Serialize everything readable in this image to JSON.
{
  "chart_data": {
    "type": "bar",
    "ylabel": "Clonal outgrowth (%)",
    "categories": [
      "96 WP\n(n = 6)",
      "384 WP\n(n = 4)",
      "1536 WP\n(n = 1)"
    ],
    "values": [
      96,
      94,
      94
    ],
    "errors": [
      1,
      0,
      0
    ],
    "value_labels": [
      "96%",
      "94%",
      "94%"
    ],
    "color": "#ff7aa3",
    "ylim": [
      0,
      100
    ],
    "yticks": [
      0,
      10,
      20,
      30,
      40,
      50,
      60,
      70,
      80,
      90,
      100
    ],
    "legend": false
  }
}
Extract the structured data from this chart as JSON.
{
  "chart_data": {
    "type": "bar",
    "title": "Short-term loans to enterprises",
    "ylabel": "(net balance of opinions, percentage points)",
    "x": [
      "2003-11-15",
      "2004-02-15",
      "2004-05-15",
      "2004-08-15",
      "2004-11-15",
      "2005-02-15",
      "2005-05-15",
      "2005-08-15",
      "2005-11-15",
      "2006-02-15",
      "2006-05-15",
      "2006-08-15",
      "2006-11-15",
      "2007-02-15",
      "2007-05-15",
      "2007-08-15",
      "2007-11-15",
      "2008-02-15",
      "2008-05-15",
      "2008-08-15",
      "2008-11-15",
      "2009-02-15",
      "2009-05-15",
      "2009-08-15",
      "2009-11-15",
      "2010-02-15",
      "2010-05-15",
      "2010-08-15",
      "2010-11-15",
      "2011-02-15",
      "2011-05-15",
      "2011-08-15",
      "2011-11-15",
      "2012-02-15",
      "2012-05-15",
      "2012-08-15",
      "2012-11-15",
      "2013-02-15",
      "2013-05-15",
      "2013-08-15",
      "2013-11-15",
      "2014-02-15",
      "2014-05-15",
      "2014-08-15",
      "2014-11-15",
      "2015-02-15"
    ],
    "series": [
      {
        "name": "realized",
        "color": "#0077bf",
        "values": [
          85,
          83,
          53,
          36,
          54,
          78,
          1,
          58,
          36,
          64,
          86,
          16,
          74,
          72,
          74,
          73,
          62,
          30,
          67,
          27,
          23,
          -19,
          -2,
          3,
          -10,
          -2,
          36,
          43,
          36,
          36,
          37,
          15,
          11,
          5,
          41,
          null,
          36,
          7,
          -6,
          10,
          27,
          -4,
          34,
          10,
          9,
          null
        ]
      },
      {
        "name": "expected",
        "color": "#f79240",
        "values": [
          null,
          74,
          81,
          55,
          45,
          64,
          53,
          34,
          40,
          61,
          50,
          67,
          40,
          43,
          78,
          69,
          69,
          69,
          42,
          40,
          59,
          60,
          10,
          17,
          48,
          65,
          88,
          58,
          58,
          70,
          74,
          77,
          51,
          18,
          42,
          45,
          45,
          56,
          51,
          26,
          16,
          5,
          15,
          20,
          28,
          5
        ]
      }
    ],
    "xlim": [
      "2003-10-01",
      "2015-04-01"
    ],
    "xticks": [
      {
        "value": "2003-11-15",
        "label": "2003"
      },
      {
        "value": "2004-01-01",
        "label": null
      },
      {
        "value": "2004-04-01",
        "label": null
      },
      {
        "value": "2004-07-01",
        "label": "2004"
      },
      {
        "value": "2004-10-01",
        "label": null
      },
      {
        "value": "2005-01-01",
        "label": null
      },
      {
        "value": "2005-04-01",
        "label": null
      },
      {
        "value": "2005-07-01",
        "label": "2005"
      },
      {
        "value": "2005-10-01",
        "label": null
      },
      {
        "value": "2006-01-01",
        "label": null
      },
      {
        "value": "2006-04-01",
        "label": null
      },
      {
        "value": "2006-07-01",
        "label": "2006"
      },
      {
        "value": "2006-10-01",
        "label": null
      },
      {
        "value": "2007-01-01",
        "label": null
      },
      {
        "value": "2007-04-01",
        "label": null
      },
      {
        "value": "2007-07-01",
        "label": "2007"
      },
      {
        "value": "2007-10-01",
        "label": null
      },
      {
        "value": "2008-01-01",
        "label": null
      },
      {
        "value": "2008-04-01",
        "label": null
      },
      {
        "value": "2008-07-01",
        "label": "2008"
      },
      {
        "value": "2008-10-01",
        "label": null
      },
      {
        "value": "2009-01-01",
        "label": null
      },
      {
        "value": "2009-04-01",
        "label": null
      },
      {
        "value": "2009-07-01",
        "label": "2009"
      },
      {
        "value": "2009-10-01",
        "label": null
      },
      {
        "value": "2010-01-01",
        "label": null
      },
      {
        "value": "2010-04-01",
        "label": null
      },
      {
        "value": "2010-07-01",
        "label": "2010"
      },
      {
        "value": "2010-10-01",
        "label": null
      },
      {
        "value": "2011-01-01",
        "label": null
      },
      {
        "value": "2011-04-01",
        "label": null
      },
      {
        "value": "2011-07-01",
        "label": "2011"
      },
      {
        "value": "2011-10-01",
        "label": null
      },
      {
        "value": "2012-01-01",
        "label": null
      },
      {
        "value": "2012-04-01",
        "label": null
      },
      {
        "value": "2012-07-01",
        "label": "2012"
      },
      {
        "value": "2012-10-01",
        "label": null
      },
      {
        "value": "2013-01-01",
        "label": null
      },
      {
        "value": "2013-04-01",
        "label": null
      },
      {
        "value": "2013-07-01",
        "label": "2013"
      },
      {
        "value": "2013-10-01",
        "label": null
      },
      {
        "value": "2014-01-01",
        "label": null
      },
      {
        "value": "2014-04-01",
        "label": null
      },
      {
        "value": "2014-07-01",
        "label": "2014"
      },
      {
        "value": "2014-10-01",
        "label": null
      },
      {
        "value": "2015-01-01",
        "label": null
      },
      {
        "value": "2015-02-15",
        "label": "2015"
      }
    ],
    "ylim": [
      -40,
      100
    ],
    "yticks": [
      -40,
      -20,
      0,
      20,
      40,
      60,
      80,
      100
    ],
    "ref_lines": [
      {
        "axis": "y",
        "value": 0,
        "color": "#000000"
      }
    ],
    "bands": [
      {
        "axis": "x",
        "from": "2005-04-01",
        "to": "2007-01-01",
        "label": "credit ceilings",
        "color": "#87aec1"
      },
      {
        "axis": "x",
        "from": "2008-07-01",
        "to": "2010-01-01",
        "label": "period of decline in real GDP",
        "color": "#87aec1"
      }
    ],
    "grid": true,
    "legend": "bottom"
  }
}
::::::::::
Emit the full listing verbatim.

Response below »
Serialize everything readable in this image to JSON.
{
  "chart_data": {
    "type": "bar",
    "ylabel": "Clonal outgrowth (%)",
    "categories": [
      "96 WP\n(n = 6)",
      "384 WP\n(n = 4)",
      "1536 WP\n(n = 1)"
    ],
    "values": [
      96,
      94,
      94
    ],
    "errors": [
      1,
      0,
      0
    ],
    "value_labels": [
      "96%",
      "94%",
      "94%"
    ],
    "color": "#ff7aa3",
    "ylim": [
      0,
      100
    ],
    "yticks": [
      0,
      10,
      20,
      30,
      40,
      50,
      60,
      70,
      80,
      90,
      100
    ],
    "legend": false
  }
}
Extract the structured data from this chart as JSON.
{
  "chart_data": {
    "type": "bar",
    "title": "Short-term loans to enterprises",
    "ylabel": "(net balance of opinions, percentage points)",
    "x": [
      "2003-11-15",
      "2004-02-15",
      "2004-05-15",
      "2004-08-15",
      "2004-11-15",
      "2005-02-15",
      "2005-05-15",
      "2005-08-15",
      "2005-11-15",
      "2006-02-15",
      "2006-05-15",
      "2006-08-15",
      "2006-11-15",
      "2007-02-15",
      "2007-05-15",
      "2007-08-15",
      "2007-11-15",
      "2008-02-15",
      "2008-05-15",
      "2008-08-15",
      "2008-11-15",
      "2009-02-15",
      "2009-05-15",
      "2009-08-15",
      "2009-11-15",
      "2010-02-15",
      "2010-05-15",
      "2010-08-15",
      "2010-11-15",
      "2011-02-15",
      "2011-05-15",
      "2011-08-15",
      "2011-11-15",
      "2012-02-15",
      "2012-05-15",
      "2012-08-15",
      "2012-11-15",
      "2013-02-15",
      "2013-05-15",
      "2013-08-15",
      "2013-11-15",
      "2014-02-15",
      "2014-05-15",
      "2014-08-15",
      "2014-11-15",
      "2015-02-15"
    ],
    "series": [
      {
        "name": "realized",
        "color": "#0077bf",
        "values": [
          85,
          83,
          53,
          36,
          54,
          78,
          1,
          58,
          36,
          64,
          86,
          16,
          74,
          72,
          74,
          73,
          62,
          30,
          67,
          27,
          23,
          -19,
          -2,
          3,
          -10,
          -2,
          36,
          43,
          36,
          36,
          37,
          15,
          11,
          5,
          41,
          null,
          36,
          7,
          -6,
          10,
          27,
          -4,
          34,
          10,
          9,
          null
        ]
      },
      {
        "name": "expected",
        "color": "#f79240",
        "values": [
          null,
          74,
          81,
          55,
          45,
          64,
          53,
          34,
          40,
          61,
          50,
          67,
          40,
          43,
          78,
          69,
          69,
          69,
          42,
          40,
          59,
          60,
          10,
          17,
          48,
          65,
          88,
          58,
          58,
          70,
          74,
          77,
          51,
          18,
          42,
          45,
          45,
          56,
          51,
          26,
          16,
          5,
          15,
          20,
          28,
          5
        ]
      }
    ],
    "xlim": [
      "2003-10-01",
      "2015-04-01"
    ],
    "xticks": [
      {
        "value": "2003-11-15",
        "label": "2003"
      },
      {
        "value": "2004-01-01",
        "label": null
      },
      {
        "value": "2004-04-01",
        "label": null
      },
      {
        "value": "2004-07-01",
        "label": "2004"
      },
      {
        "value": "2004-10-01",
        "label": null
      },
      {
        "value": "2005-01-01",
        "label": null
      },
      {
        "value": "2005-04-01",
        "label": null
      },
      {
        "value": "2005-07-01",
        "label": "2005"
      },
      {
        "value": "2005-10-01",
        "label": null
      },
      {
        "value": "2006-01-01",
        "label": null
      },
      {
        "value": "2006-04-01",
        "label": null
      },
      {
        "value": "2006-07-01",
        "label": "2006"
      },
      {
        "value": "2006-10-01",
        "label": null
      },
      {
        "value": "2007-01-01",
        "label": null
      },
      {
        "value": "2007-04-01",
        "label": null
      },
      {
        "value": "2007-07-01",
        "label": "2007"
      },
      {
        "value": "2007-10-01",
        "label": null
      },
      {
        "value": "2008-01-01",
        "label": null
      },
      {
        "value": "2008-04-01",
        "label": null
      },
      {
        "value": "2008-07-01",
        "label": "2008"
      },
      {
        "value": "2008-10-01",
        "label": null
      },
      {
        "value": "2009-01-01",
        "label": null
      },
      {
        "value": "2009-04-01",
        "label": null
      },
      {
        "value": "2009-07-01",
        "label": "2009"
      },
      {
        "value": "2009-10-01",
        "label": null
      },
      {
        "value": "2010-01-01",
        "label": null
      },
      {
        "value": "2010-04-01",
        "label": null
      },
      {
        "value": "2010-07-01",
        "label": "2010"
      },
      {
        "value": "2010-10-01",
        "label": null
      },
      {
        "value": "2011-01-01",
        "label": null
      },
      {
        "value": "2011-04-01",
        "label": null
      },
      {
        "value": "2011-07-01",
        "label": "2011"
      },
      {
        "value": "2011-10-01",
        "label": null
      },
      {
        "value": "2012-01-01",
        "label": null
      },
      {
        "value": "2012-04-01",
        "label": null
      },
      {
        "value": "2012-07-01",
        "label": "2012"
      },
      {
        "value": "2012-10-01",
        "label": null
      },
      {
        "value": "2013-01-01",
        "label": null
      },
      {
        "value": "2013-04-01",
        "label": null
      },
      {
        "value": "2013-07-01",
        "label": "2013"
      },
      {
        "value": "2013-10-01",
        "label": null
      },
      {
        "value": "2014-01-01",
        "label": null
      },
      {
        "value": "2014-04-01",
        "label": null
      },
      {
        "value": "2014-07-01",
        "label": "2014"
      },
      {
        "value": "2014-10-01",
        "label": null
      },
      {
        "value": "2015-01-01",
        "label": null
      },
      {
        "value": "2015-02-15",
        "label": "2015"
      }
    ],
    "ylim": [
      -40,
      100
    ],
    "yticks": [
      -40,
      -20,
      0,
      20,
      40,
      60,
      80,
      100
    ],
    "ref_lines": [
      {
        "axis": "y",
        "value": 0,
        "color": "#000000"
      }
    ],
    "bands": [
      {
        "axis": "x",
        "from": "2005-04-01",
        "to": "2007-01-01",
        "label": "credit ceilings",
        "color": "#87aec1"
      },
      {
        "axis": "x",
        "from": "2008-07-01",
        "to": "2010-01-01",
        "label": "period of decline in real GDP",
        "color": "#87aec1"
      }
    ],
    "grid": true,
    "legend": "bottom"
  }
}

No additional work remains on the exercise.